[Dataset entries]

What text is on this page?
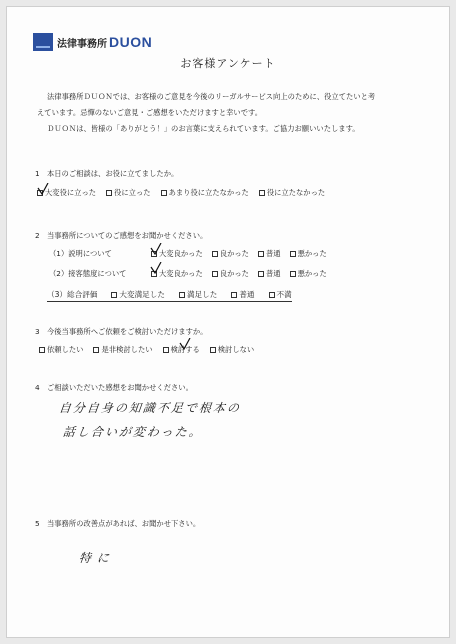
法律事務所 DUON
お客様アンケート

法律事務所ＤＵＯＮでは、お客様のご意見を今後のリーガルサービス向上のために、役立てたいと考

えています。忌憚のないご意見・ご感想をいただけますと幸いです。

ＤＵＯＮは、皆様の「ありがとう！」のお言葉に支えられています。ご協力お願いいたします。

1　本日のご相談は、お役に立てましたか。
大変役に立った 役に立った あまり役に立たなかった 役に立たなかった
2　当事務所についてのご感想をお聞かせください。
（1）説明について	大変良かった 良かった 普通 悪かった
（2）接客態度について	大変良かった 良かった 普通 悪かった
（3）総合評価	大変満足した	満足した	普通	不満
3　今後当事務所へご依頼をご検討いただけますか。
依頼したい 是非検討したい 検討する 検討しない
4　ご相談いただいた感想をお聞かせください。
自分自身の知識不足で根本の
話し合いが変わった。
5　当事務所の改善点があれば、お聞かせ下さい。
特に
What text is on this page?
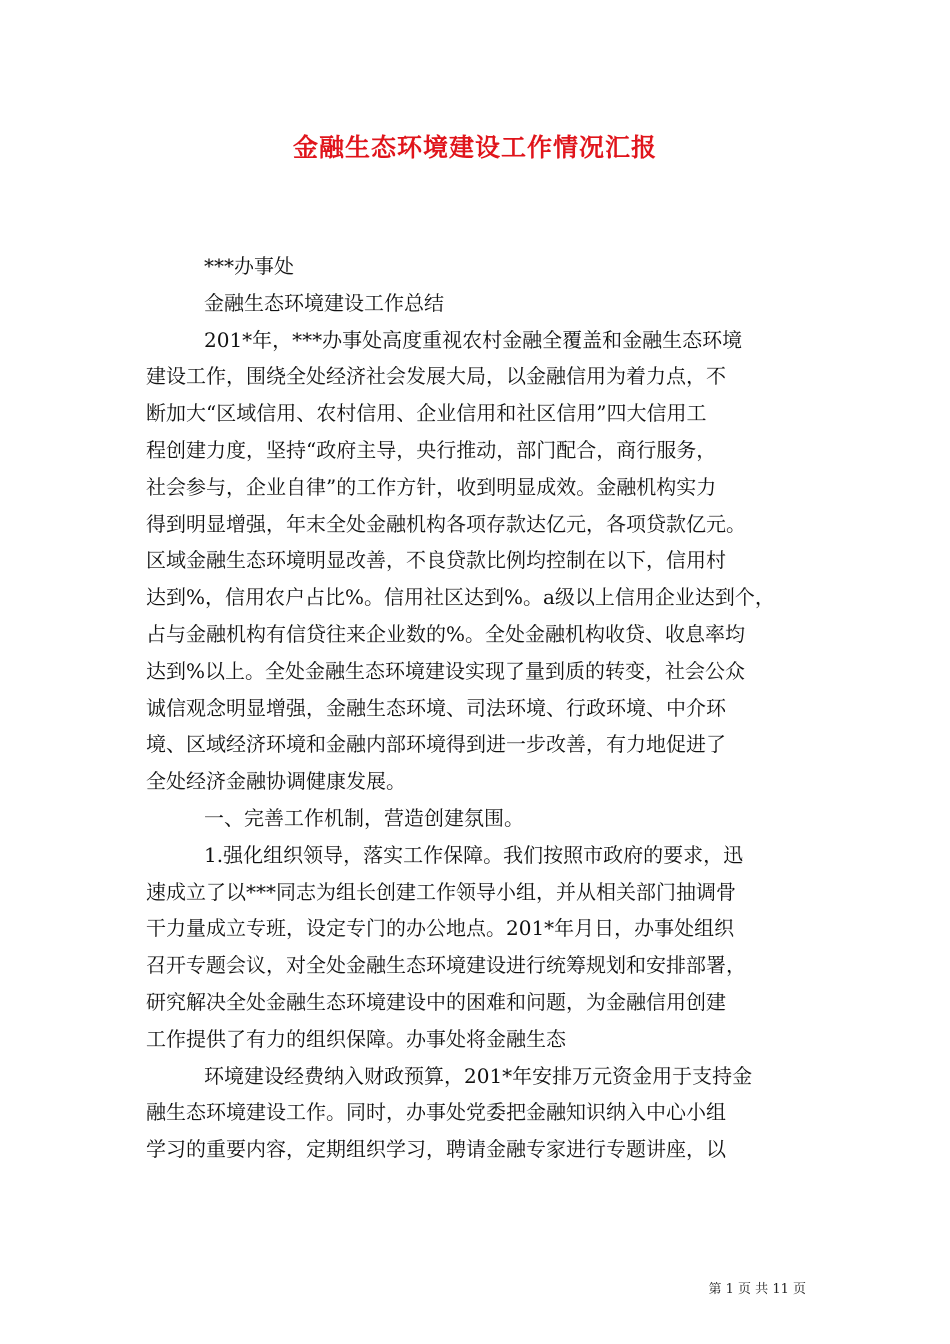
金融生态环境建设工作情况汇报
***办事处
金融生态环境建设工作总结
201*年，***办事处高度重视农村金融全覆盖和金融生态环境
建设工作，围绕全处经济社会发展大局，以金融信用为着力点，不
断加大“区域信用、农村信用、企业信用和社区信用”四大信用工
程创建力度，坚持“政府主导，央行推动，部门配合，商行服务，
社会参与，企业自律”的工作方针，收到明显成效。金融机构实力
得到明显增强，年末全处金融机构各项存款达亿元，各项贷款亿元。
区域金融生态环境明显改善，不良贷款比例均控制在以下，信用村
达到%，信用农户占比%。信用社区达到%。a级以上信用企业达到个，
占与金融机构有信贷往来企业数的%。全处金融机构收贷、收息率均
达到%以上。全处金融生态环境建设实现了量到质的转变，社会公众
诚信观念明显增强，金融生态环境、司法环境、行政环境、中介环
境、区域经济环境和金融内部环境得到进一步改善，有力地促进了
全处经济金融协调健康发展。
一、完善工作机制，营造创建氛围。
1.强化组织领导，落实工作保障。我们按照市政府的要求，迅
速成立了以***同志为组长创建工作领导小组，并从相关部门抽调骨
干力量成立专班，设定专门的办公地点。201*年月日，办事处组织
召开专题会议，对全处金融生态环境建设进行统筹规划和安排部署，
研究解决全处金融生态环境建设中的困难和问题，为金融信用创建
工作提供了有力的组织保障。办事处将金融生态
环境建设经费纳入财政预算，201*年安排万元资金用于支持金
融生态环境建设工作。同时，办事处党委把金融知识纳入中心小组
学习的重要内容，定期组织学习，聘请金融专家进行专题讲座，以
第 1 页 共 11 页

* * *

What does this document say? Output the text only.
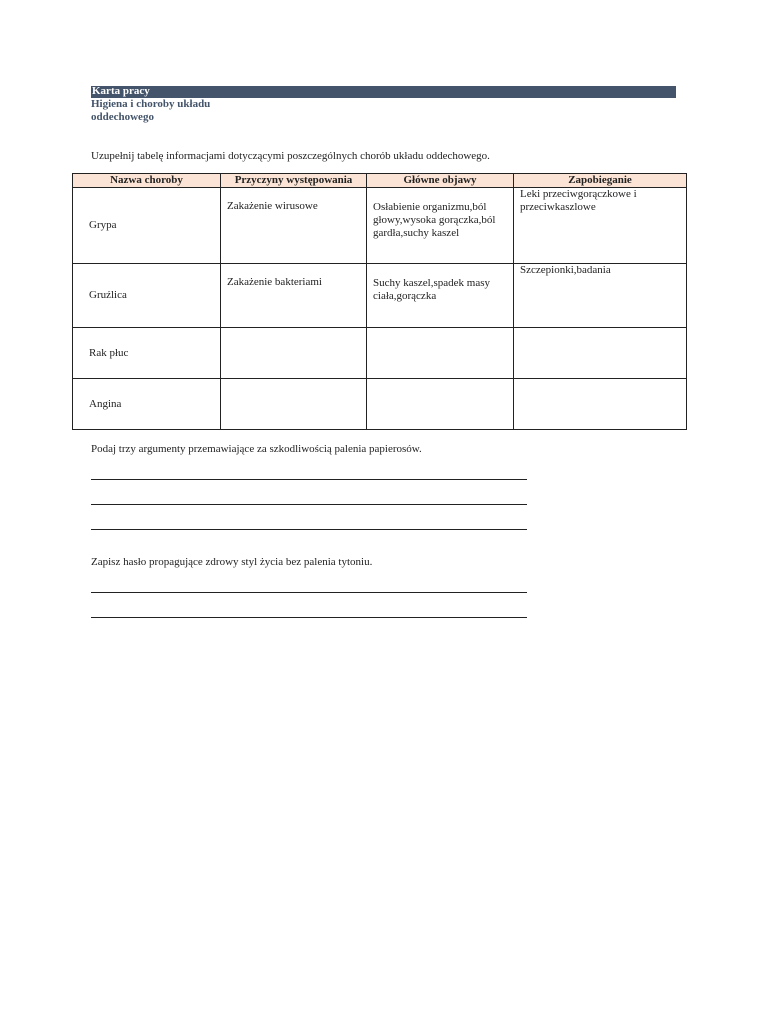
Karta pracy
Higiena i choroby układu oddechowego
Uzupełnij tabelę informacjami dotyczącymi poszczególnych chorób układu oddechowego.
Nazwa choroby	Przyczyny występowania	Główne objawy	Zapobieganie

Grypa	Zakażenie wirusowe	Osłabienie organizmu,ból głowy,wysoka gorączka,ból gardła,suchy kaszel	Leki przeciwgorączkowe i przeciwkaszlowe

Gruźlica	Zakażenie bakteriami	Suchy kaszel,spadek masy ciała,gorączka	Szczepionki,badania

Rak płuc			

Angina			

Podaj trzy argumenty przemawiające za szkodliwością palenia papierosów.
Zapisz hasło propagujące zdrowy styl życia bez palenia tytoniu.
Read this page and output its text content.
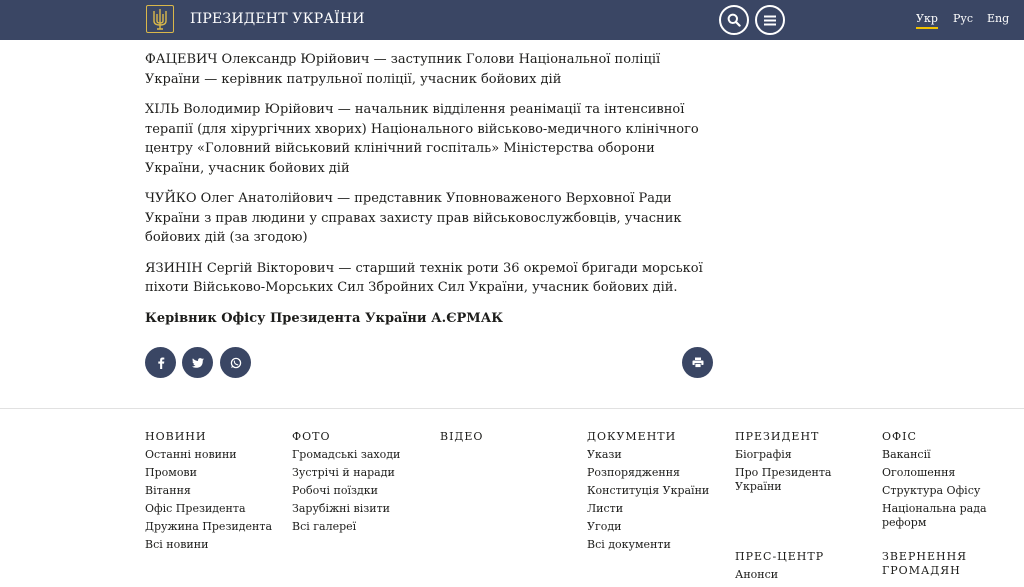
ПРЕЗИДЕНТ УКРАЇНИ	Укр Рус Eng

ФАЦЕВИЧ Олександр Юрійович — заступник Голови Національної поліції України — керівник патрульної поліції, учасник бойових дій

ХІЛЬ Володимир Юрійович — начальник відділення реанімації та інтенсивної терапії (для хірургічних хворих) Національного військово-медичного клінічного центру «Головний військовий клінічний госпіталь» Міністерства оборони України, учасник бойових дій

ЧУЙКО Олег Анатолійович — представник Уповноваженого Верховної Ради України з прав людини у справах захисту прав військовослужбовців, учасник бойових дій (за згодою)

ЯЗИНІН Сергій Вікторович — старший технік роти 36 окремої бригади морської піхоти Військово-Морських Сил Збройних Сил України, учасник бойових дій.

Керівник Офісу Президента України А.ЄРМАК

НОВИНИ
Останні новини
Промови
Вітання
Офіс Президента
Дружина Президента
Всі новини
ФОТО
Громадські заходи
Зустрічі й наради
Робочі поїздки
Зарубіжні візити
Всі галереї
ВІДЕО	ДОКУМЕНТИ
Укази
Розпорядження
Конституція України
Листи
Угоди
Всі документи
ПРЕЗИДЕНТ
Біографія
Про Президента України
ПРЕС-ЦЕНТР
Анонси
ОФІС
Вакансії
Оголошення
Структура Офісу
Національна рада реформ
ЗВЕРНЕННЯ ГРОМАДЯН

Request: In the records above, find the lines containing "Президента" and copy them.

Completed exercise:
Керівник Офісу Президента України А.ЄРМАК
Офіс Президента
Дружина Президента
Про Президента України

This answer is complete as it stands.